Data items:
_ _ _

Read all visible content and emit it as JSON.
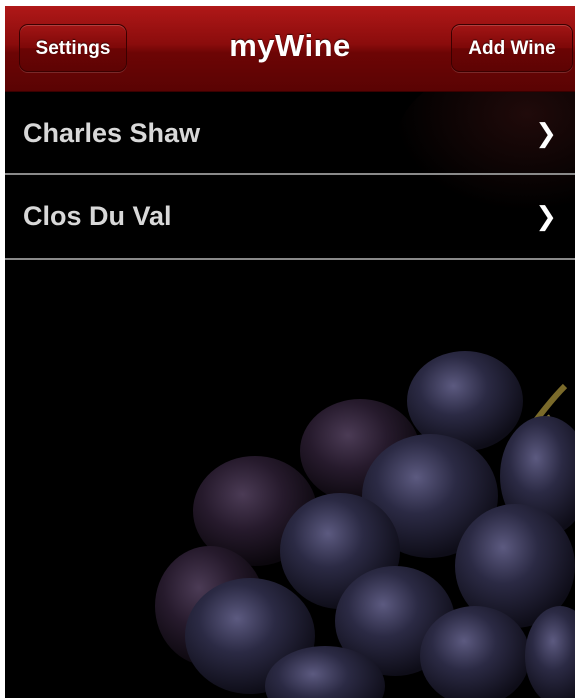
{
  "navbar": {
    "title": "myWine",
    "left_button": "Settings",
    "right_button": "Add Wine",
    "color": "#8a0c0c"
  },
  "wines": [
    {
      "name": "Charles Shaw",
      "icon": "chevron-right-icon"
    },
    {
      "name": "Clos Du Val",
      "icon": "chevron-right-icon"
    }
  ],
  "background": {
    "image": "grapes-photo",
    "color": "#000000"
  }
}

_ _ _

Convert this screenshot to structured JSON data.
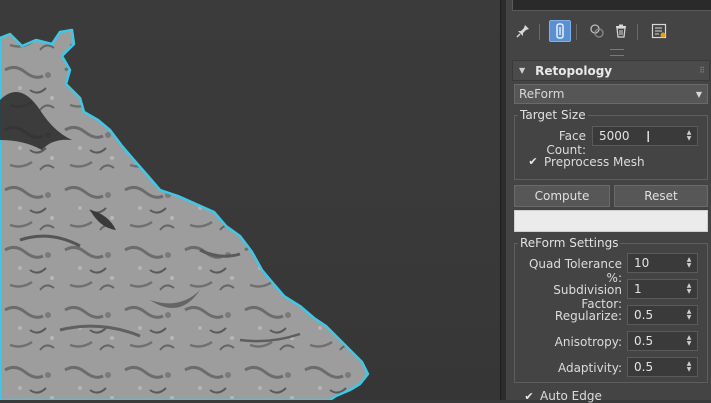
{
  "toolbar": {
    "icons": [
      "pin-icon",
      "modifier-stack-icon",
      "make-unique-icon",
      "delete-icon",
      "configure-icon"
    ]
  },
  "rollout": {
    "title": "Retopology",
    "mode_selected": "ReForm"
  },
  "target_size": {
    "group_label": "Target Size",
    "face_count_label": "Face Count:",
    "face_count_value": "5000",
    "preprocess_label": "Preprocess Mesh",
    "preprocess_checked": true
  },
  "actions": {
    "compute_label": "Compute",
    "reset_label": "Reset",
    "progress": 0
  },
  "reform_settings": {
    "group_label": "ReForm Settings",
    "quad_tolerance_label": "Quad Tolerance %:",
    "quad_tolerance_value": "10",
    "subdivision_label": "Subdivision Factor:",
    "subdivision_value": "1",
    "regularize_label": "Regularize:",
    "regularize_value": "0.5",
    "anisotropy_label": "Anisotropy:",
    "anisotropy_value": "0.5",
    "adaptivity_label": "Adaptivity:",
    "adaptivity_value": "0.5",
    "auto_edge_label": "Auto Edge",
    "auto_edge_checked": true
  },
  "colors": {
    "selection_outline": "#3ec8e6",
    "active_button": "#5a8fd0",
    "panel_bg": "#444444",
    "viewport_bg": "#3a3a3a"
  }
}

_ _ _

- [Task to carry out]:
Each line containing the word "true" counts once; say how many such lines there are, giving only the number.

- [Output of the exercise]:
2